**Set task**
Repeat the entire listing exactly as written.

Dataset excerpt
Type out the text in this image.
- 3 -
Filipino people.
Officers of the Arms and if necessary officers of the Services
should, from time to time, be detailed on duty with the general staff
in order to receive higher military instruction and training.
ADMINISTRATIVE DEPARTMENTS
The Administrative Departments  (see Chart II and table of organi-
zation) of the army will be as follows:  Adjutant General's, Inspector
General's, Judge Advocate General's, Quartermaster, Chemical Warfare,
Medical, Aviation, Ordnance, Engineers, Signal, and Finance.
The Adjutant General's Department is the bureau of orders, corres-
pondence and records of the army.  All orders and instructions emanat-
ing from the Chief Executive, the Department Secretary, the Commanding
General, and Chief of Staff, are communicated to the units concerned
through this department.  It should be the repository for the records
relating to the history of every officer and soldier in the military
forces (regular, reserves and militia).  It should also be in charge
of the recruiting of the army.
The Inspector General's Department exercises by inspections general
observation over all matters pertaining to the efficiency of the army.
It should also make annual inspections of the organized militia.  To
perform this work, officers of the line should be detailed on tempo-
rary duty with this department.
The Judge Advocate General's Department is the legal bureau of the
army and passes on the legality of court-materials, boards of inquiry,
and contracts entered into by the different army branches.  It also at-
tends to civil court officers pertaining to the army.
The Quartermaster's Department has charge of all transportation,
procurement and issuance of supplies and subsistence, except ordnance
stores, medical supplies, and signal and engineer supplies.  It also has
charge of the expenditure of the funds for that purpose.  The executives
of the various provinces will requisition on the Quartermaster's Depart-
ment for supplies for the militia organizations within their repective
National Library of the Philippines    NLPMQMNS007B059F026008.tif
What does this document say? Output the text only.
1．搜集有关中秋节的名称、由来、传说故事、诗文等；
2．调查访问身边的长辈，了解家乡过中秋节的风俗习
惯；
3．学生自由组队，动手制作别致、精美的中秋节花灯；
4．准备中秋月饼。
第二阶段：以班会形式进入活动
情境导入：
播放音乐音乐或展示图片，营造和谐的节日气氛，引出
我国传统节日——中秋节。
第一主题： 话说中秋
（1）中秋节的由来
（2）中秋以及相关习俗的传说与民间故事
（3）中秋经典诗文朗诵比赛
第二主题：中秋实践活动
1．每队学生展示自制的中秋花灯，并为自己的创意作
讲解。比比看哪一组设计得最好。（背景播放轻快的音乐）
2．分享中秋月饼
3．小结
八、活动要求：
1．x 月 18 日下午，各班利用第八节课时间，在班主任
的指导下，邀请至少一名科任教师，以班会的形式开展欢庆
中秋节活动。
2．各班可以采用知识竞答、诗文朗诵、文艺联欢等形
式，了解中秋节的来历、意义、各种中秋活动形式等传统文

**Reply**
Type out the text in this image.
- 3 -
Filipino people.
Officers of the Arms and if necessary officers of the Services
should, from time to time, be detailed on duty with the general staff
in order to receive higher military instruction and training.
ADMINISTRATIVE DEPARTMENTS
The Administrative Departments  (see Chart II and table of organi-
zation) of the army will be as follows:  Adjutant General's, Inspector
General's, Judge Advocate General's, Quartermaster, Chemical Warfare,
Medical, Aviation, Ordnance, Engineers, Signal, and Finance.
The Adjutant General's Department is the bureau of orders, corres-
pondence and records of the army.  All orders and instructions emanat-
ing from the Chief Executive, the Department Secretary, the Commanding
General, and Chief of Staff, are communicated to the units concerned
through this department.  It should be the repository for the records
relating to the history of every officer and soldier in the military
forces (regular, reserves and militia).  It should also be in charge
of the recruiting of the army.
The Inspector General's Department exercises by inspections general
observation over all matters pertaining to the efficiency of the army.
It should also make annual inspections of the organized militia.  To
perform this work, officers of the line should be detailed on tempo-
rary duty with this department.
The Judge Advocate General's Department is the legal bureau of the
army and passes on the legality of court-materials, boards of inquiry,
and contracts entered into by the different army branches.  It also at-
tends to civil court officers pertaining to the army.
The Quartermaster's Department has charge of all transportation,
procurement and issuance of supplies and subsistence, except ordnance
stores, medical supplies, and signal and engineer supplies.  It also has
charge of the expenditure of the funds for that purpose.  The executives
of the various provinces will requisition on the Quartermaster's Depart-
ment for supplies for the militia organizations within their repective
National Library of the Philippines    NLPMQMNS007B059F026008.tif
What does this document say? Output the text only.
1．搜集有关中秋节的名称、由来、传说故事、诗文等；
2．调查访问身边的长辈，了解家乡过中秋节的风俗习
惯；
3．学生自由组队，动手制作别致、精美的中秋节花灯；
4．准备中秋月饼。
第二阶段：以班会形式进入活动
情境导入：
播放音乐音乐或展示图片，营造和谐的节日气氛，引出
我国传统节日——中秋节。
第一主题： 话说中秋
（1）中秋节的由来
（2）中秋以及相关习俗的传说与民间故事
（3）中秋经典诗文朗诵比赛
第二主题：中秋实践活动
1．每队学生展示自制的中秋花灯，并为自己的创意作
讲解。比比看哪一组设计得最好。（背景播放轻快的音乐）
2．分享中秋月饼
3．小结
八、活动要求：
1．x 月 18 日下午，各班利用第八节课时间，在班主任
的指导下，邀请至少一名科任教师，以班会的形式开展欢庆
中秋节活动。
2．各班可以采用知识竞答、诗文朗诵、文艺联欢等形
式，了解中秋节的来历、意义、各种中秋活动形式等传统文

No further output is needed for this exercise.